» **What you have to do**: Pull out every line in the data that has the string "ансамбля" in it.

[Stored entries]

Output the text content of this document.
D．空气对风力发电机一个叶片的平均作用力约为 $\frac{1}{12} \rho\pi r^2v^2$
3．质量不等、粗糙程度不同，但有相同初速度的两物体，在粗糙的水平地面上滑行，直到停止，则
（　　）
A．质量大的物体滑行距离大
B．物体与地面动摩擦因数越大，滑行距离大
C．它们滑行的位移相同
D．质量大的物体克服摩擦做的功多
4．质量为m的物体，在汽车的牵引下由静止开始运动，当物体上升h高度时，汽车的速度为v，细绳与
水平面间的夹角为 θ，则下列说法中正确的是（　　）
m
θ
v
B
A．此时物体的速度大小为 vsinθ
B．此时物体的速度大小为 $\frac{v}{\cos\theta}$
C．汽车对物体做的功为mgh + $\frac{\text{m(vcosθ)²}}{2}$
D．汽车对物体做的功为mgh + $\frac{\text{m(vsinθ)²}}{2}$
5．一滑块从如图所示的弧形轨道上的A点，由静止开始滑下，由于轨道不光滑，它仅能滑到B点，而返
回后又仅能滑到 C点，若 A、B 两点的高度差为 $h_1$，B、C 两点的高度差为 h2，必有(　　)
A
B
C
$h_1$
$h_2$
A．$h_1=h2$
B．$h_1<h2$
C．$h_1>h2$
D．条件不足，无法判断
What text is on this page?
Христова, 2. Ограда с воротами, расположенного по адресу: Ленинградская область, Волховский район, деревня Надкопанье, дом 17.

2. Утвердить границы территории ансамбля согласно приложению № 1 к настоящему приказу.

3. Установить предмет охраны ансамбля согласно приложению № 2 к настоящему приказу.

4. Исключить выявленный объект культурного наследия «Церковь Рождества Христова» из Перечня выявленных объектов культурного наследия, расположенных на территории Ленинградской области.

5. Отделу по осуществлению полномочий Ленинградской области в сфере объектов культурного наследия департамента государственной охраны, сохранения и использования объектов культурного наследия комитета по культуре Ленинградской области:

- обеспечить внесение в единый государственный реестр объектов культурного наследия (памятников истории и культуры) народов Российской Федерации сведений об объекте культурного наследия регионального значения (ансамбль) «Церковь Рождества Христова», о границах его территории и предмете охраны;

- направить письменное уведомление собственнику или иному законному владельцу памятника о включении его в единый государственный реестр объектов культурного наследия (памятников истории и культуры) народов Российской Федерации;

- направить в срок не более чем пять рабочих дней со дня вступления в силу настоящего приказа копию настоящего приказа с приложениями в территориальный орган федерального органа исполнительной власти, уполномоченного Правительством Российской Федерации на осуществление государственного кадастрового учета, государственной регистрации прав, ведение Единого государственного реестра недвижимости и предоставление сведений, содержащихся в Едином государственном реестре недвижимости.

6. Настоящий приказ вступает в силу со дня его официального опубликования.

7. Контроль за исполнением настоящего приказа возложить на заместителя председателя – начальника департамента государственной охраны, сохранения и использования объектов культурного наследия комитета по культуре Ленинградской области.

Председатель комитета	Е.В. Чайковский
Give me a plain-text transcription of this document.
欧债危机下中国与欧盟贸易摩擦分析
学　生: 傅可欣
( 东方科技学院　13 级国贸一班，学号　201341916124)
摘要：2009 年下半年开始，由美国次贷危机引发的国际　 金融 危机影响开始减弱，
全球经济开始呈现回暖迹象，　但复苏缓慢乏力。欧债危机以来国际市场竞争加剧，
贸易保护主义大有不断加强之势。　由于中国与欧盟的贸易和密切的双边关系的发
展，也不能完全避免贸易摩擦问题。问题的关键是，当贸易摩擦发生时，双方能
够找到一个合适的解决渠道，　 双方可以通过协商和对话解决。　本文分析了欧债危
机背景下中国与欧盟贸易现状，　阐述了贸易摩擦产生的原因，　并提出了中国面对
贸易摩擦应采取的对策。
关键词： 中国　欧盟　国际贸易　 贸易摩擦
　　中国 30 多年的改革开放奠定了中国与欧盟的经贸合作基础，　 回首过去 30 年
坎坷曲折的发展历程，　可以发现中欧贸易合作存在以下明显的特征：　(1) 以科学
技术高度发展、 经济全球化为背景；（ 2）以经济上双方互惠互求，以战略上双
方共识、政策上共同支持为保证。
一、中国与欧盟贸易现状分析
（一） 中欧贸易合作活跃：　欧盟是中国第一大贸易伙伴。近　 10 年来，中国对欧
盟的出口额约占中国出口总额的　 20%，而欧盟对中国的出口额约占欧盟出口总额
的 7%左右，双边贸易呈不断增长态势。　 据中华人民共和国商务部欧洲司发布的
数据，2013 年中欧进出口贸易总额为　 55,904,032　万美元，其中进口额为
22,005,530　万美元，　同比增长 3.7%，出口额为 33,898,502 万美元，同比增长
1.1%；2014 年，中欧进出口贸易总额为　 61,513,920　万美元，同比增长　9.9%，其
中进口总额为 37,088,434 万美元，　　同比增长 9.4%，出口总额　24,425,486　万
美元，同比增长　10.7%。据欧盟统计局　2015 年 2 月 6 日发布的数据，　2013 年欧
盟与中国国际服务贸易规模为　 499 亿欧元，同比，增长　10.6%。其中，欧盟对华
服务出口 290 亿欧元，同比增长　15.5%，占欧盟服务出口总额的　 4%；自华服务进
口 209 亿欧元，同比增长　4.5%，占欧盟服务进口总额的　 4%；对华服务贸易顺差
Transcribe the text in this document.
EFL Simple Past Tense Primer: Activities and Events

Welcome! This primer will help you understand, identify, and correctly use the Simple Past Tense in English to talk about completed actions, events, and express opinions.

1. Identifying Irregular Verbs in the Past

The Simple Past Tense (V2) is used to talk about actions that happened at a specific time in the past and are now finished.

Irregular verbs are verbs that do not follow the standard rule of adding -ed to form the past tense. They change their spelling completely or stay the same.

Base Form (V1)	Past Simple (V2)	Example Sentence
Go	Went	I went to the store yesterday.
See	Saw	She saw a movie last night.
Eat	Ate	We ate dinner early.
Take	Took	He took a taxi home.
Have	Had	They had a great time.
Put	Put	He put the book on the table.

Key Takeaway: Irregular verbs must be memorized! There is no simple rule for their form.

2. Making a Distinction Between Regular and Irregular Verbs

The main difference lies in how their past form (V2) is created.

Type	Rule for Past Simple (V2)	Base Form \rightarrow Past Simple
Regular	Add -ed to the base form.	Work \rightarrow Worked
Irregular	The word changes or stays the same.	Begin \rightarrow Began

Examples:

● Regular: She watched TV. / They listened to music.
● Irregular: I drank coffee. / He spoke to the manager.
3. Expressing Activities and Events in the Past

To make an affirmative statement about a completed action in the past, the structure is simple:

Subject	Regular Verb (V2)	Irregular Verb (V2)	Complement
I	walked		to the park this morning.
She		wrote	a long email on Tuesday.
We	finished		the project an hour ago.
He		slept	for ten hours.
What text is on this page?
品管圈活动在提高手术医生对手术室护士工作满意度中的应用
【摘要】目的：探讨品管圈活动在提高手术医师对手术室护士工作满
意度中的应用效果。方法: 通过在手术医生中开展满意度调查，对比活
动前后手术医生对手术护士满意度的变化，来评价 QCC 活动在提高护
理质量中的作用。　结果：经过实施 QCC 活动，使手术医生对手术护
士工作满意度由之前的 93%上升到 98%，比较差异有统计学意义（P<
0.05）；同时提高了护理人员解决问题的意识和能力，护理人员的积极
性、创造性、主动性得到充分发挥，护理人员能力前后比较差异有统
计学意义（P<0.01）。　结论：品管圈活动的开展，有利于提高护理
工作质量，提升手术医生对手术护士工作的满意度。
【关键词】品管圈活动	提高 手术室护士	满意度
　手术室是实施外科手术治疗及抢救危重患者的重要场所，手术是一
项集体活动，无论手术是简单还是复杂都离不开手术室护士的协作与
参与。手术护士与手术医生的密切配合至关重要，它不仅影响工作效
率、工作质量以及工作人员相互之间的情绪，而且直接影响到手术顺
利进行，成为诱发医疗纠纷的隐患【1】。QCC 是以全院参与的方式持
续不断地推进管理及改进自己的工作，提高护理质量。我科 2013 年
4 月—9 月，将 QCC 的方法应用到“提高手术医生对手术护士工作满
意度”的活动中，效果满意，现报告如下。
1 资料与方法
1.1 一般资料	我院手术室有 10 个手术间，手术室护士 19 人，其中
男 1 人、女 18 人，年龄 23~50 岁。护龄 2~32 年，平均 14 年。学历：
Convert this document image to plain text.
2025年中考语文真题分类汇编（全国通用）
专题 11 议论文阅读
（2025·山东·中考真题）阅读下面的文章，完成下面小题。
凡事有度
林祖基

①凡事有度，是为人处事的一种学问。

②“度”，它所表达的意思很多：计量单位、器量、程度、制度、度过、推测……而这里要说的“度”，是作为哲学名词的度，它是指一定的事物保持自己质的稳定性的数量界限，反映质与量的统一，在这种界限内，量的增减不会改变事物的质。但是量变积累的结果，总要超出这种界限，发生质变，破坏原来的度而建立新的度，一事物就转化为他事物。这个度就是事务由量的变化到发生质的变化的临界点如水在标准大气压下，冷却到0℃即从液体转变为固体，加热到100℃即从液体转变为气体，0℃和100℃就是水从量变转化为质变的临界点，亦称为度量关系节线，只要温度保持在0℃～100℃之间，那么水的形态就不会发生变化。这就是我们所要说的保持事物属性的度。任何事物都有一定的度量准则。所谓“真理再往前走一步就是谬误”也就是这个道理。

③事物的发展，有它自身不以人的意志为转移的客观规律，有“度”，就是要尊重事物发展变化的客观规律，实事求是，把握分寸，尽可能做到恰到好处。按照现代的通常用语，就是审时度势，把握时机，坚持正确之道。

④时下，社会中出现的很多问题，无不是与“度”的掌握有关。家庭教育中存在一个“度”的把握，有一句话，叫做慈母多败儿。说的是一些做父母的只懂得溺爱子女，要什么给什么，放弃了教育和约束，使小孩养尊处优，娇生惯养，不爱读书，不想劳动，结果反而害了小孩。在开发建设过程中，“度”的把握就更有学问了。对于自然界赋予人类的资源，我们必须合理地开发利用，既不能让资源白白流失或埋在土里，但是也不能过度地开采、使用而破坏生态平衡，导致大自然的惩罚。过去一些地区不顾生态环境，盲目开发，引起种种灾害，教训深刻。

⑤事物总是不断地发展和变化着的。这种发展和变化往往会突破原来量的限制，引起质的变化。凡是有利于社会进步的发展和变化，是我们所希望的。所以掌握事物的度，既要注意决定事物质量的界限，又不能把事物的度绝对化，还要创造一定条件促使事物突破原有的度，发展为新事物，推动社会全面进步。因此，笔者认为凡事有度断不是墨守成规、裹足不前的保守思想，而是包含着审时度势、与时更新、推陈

» **Answer to the task**:
2. Утвердить границы территории ансамбля согласно приложению № 1 к настоящему приказу.
3. Установить предмет охраны ансамбля согласно приложению № 2 к настоящему приказу.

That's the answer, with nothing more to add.